Stored dataset items>
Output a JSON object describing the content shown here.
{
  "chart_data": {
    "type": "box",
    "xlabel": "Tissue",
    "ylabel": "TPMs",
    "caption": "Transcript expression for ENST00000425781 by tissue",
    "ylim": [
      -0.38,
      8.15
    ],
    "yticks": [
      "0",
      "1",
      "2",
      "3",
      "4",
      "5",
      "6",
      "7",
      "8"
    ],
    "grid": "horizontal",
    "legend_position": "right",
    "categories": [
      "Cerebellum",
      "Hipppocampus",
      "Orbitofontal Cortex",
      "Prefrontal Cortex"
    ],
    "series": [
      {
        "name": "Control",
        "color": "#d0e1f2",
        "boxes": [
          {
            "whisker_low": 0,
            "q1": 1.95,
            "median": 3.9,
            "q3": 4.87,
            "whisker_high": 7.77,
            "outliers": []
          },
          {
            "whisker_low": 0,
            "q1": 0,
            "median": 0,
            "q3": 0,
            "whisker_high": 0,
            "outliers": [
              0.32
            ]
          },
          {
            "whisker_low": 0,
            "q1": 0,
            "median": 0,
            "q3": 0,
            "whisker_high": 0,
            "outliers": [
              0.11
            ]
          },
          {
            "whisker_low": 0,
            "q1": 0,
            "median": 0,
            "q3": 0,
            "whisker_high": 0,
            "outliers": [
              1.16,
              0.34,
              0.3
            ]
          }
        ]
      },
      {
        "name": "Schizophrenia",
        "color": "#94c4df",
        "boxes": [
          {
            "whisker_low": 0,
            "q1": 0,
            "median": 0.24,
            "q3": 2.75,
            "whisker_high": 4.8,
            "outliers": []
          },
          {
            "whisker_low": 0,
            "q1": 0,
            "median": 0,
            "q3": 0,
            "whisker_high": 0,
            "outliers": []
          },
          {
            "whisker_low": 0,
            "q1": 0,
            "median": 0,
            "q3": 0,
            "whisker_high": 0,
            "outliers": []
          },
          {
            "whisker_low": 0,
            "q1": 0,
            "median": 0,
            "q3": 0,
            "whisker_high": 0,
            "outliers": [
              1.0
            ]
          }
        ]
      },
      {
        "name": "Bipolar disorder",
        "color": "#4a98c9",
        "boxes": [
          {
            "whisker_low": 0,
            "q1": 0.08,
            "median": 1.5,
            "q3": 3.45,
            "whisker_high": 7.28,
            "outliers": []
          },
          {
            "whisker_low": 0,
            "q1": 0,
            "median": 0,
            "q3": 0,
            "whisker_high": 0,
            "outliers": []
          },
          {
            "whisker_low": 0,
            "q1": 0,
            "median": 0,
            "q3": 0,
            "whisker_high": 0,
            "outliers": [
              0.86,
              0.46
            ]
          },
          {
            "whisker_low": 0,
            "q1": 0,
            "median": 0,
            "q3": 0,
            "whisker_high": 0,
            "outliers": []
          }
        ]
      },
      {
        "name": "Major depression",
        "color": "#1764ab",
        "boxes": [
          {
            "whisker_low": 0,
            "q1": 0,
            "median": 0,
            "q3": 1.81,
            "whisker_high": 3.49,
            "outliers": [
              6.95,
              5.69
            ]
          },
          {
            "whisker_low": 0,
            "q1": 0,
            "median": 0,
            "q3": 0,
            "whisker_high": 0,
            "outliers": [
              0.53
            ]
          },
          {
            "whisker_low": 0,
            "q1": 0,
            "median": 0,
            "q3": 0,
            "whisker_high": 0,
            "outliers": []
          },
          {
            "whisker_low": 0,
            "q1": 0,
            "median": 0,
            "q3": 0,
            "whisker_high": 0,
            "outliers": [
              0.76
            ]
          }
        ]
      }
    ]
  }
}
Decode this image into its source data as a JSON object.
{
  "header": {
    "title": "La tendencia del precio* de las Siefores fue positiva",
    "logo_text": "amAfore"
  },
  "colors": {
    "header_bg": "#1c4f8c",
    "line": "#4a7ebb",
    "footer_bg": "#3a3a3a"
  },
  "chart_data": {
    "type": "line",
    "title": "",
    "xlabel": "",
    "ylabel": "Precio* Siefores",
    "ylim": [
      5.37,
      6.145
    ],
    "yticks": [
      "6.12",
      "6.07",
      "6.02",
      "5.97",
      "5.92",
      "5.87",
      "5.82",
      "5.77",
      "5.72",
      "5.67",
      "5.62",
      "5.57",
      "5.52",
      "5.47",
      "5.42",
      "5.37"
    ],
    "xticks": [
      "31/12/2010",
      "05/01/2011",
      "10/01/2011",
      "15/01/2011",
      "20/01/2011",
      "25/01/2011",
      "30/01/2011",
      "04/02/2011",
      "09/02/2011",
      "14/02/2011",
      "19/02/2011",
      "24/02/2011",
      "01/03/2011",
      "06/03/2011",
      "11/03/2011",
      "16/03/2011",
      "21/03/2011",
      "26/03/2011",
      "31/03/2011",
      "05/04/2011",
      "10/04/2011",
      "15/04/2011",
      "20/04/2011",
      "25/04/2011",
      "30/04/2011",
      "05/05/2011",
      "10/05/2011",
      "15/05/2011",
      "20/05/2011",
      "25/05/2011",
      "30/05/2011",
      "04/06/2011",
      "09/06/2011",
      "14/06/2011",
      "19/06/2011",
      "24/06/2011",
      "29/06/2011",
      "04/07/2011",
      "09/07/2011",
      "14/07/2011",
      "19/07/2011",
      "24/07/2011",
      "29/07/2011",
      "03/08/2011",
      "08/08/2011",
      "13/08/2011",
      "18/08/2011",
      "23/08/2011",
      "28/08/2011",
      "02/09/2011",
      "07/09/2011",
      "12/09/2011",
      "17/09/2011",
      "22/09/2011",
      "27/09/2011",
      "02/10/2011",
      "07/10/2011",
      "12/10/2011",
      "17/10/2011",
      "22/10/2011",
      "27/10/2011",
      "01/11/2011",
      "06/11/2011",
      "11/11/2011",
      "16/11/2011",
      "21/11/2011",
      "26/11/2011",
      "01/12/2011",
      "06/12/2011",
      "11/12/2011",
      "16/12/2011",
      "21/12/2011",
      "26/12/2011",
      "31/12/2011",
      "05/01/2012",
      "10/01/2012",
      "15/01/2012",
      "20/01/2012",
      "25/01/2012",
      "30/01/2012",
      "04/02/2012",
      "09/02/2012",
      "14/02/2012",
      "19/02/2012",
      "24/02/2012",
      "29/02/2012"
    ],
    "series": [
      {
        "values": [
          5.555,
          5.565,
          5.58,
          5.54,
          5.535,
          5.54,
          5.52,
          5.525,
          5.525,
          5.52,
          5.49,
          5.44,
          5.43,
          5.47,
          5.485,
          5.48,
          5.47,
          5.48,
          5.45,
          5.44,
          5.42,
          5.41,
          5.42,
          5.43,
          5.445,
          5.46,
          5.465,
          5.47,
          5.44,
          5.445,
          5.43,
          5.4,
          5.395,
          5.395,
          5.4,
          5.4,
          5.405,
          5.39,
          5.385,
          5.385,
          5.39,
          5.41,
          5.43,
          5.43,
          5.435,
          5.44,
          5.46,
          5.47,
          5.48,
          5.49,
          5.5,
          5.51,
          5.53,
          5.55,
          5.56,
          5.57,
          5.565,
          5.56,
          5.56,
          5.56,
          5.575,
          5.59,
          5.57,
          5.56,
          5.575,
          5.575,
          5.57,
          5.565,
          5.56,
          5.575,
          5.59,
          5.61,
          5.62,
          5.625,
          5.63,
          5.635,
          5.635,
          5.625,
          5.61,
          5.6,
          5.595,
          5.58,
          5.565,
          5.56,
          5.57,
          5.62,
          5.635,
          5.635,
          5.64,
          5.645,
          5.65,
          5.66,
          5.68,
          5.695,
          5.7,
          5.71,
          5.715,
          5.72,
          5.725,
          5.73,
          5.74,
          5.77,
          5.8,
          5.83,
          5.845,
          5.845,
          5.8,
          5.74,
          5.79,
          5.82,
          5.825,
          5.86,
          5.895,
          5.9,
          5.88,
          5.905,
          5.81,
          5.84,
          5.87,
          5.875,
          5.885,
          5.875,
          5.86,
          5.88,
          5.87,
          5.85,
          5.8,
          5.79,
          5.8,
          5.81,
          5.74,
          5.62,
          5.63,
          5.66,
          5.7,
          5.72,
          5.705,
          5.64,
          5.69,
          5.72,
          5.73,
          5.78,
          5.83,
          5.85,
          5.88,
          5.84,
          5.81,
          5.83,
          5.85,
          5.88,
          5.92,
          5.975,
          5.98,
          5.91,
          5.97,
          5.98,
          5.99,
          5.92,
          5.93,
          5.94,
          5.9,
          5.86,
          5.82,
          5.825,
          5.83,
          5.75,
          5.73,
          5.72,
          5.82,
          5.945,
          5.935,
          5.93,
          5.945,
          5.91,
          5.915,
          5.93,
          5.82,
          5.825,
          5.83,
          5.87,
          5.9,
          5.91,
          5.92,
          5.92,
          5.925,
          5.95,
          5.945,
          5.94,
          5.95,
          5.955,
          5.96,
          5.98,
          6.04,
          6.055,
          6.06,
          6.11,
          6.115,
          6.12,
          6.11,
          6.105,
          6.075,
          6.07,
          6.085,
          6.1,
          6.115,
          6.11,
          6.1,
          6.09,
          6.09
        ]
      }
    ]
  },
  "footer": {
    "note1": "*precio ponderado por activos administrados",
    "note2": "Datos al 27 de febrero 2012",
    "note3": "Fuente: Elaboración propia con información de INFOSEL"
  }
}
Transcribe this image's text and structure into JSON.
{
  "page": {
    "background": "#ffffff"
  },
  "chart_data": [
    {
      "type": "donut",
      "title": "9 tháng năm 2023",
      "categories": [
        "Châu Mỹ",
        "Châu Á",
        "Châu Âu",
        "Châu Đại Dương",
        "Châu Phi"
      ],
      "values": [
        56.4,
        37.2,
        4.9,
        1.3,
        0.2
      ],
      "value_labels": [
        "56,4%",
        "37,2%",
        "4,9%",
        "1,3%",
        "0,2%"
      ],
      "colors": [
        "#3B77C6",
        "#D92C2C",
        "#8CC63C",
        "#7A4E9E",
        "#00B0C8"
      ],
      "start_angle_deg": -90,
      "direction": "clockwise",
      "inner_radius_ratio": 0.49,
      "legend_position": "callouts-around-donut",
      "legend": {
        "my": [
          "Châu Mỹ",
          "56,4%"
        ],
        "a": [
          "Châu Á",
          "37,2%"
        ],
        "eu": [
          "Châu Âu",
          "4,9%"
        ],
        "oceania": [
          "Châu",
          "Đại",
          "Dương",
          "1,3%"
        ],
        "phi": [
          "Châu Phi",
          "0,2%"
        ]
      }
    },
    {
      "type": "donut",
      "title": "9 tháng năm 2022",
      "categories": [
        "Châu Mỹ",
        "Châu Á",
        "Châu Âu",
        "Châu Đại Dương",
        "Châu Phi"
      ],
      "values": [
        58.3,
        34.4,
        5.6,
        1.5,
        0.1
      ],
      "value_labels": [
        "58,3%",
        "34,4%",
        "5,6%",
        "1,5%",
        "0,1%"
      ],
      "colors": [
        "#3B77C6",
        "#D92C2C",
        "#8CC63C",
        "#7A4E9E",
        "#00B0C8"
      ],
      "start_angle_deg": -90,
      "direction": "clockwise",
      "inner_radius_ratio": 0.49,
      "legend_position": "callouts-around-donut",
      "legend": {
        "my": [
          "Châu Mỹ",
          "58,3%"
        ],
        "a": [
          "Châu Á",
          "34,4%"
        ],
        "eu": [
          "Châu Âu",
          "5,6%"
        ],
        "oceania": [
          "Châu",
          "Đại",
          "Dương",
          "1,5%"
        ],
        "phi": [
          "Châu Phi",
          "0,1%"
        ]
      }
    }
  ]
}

The request> Using the data above, copy each line that contains "Siefores".

Result>
    "title": "La tendencia del precio* de las Siefores fue positiva",
    "ylabel": "Precio* Siefores",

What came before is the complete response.